SOURCE DOCUMENT:
This month, Nature Human Behaviour published their first Registered Reports.
Skylar Brannon and colleagues show that, counter to predictions, exogenous testosterone increased sensitivity to norms in moral dilemmas.
Joyce He and Stéphane Côté find that self-insight into emotional and cognitive abilities is not related to higher adjustment. Read the story behind the paper here.
Nature Sustainability published two papers on shifts to sustainable diets.
Yuki Asano and Gesa Biermann find an increase in vegan and vegetarian recipes in an analysis of over 240,000 online recipes, and in users switching to and keeping these diets.
Sibel Eker and coauthors link a behavioural diet shift model to an integrated assessment model to identify the main drivers of global diet change and its implications for the food system.
Two papers examined the link between memory and perception.

TASK INSTRUCTIONS: Reproduce the stretch of the research roundup from "Nature Sustainability published" through "memory and perception." verbatim.

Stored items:
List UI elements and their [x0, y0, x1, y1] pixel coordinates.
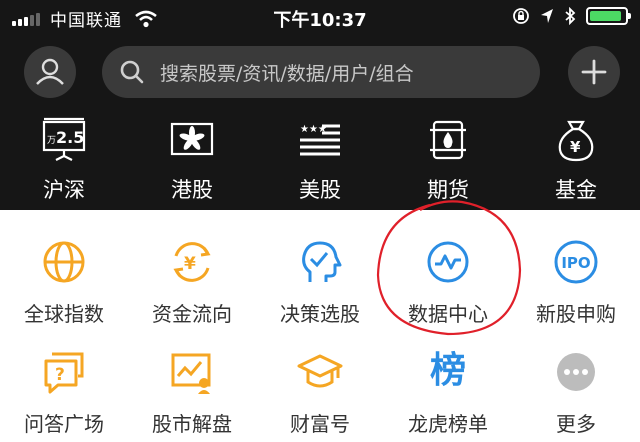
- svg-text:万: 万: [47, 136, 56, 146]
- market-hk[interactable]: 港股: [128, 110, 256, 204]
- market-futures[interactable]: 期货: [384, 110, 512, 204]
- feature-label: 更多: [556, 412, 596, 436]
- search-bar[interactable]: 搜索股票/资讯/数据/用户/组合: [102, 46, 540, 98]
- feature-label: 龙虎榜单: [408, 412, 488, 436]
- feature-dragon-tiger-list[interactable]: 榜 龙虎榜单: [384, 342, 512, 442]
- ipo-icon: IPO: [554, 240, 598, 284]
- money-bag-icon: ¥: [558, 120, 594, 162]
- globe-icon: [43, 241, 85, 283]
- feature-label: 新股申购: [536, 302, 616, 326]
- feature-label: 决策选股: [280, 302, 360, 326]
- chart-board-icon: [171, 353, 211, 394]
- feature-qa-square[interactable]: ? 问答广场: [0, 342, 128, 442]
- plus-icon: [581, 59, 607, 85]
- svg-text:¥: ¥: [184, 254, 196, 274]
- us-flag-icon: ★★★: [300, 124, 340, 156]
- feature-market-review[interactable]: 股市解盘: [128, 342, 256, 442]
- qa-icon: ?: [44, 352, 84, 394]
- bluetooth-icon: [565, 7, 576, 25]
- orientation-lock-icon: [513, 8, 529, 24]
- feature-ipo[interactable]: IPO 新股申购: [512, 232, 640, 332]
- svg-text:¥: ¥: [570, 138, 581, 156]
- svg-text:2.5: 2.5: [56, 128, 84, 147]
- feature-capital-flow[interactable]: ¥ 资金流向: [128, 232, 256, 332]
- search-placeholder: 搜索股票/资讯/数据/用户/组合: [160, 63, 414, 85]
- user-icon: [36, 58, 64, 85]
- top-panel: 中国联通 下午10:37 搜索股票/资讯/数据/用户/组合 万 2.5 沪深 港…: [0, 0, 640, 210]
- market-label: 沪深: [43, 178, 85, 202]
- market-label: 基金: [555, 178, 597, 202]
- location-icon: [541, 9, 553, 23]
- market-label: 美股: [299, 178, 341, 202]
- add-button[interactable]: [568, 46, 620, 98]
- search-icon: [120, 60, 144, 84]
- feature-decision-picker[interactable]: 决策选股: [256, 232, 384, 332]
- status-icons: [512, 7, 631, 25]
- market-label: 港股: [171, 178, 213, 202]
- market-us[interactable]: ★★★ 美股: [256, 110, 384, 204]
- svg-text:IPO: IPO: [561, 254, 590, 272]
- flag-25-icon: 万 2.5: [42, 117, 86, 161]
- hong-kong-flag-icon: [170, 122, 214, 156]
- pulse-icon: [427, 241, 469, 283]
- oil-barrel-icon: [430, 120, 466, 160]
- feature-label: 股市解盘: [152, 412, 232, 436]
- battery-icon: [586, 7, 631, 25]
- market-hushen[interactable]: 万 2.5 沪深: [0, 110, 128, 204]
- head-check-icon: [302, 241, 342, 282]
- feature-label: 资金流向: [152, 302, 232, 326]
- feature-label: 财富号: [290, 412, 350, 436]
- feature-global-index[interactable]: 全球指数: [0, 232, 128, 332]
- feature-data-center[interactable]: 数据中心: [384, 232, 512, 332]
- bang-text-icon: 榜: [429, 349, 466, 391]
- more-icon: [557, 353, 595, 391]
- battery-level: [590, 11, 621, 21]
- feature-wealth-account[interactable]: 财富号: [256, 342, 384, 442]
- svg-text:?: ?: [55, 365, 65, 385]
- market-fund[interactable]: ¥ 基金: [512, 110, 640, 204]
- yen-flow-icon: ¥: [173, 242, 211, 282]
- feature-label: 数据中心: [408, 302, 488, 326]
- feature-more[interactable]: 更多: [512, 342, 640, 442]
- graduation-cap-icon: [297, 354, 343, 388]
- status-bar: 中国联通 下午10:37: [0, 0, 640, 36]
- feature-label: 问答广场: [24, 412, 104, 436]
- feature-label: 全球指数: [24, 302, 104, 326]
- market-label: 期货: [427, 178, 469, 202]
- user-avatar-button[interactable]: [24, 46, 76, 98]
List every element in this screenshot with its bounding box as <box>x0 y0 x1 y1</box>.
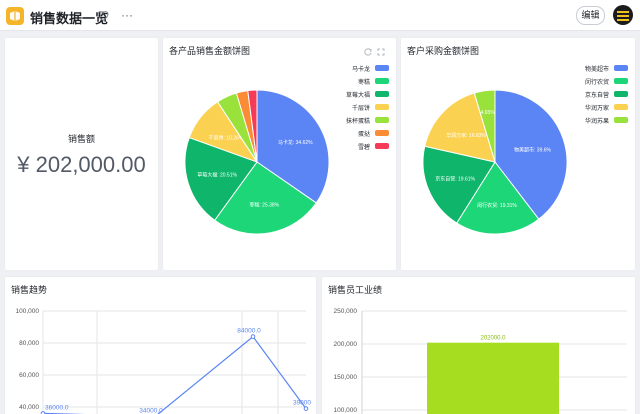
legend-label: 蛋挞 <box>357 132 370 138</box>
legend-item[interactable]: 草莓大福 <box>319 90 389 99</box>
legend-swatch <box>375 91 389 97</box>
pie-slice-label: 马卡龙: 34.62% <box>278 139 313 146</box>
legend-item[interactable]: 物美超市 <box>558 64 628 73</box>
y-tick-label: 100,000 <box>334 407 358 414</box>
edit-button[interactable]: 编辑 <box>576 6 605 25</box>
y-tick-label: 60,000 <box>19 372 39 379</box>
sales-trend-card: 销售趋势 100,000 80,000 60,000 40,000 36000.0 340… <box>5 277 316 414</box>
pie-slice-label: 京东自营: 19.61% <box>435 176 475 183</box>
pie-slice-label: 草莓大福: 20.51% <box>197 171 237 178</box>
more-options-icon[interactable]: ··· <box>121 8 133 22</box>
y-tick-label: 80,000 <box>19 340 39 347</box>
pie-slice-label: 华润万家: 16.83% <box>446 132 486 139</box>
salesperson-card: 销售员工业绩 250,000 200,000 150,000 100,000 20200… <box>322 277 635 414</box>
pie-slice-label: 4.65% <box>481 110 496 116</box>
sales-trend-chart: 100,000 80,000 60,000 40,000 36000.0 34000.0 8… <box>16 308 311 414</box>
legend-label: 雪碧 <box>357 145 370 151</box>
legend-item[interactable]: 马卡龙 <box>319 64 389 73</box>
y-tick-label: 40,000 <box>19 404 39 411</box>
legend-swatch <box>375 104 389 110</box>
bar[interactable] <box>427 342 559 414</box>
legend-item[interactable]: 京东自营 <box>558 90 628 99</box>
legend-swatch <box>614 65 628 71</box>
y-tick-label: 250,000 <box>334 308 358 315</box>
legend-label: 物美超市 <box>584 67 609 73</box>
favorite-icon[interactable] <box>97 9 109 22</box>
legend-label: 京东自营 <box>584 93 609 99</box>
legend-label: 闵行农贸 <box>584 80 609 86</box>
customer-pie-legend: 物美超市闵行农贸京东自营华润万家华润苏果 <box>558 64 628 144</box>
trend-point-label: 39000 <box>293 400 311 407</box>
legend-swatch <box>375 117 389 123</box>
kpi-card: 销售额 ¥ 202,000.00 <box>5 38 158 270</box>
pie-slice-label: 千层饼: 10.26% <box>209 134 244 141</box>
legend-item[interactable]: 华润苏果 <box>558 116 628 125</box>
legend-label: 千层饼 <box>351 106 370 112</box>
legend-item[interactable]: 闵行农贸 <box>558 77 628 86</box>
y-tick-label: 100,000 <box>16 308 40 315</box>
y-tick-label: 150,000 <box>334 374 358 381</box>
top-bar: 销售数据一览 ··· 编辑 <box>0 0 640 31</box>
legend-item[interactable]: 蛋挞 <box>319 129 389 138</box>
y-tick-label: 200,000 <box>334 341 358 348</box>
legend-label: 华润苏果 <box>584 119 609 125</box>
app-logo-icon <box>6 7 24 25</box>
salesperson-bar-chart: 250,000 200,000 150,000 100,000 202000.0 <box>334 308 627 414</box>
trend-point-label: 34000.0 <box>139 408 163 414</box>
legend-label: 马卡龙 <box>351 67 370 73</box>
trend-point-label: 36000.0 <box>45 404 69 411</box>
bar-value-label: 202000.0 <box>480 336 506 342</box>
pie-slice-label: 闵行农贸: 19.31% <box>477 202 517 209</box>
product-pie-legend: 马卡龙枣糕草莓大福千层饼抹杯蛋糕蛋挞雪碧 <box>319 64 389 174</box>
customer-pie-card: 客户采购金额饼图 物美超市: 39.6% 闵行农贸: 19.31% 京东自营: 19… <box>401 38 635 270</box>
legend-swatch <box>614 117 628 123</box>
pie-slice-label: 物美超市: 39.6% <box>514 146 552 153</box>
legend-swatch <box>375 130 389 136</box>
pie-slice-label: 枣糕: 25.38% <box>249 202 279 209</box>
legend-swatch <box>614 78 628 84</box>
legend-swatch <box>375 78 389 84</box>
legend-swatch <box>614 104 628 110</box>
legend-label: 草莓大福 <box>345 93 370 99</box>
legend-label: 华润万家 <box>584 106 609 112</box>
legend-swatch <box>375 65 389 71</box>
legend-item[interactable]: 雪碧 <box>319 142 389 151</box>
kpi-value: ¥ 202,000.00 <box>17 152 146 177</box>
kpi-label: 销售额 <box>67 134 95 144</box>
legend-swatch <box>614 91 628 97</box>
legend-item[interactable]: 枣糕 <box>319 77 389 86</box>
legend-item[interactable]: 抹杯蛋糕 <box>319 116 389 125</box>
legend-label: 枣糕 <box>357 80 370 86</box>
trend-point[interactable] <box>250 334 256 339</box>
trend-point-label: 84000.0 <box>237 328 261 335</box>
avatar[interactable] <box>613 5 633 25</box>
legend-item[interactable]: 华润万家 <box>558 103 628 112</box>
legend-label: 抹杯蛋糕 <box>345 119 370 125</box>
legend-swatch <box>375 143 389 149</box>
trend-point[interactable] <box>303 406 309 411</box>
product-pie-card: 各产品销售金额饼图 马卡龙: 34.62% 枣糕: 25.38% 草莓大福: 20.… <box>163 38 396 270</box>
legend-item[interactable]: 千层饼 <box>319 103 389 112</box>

SOLUTION TO THIS EXERCISE:
Nature Sustainability published two papers on shifts to sustainable diets.
Yuki Asano and Gesa Biermann find an increase in vegan and vegetarian recipes in an analysis of over 240,000 online recipes, and in users switching to and keeping these diets.
Sibel Eker and coauthors link a behavioural diet shift model to an integrated assessment model to identify the main drivers of global diet change and its implications for the food system.
Two papers examined the link between memory and perception.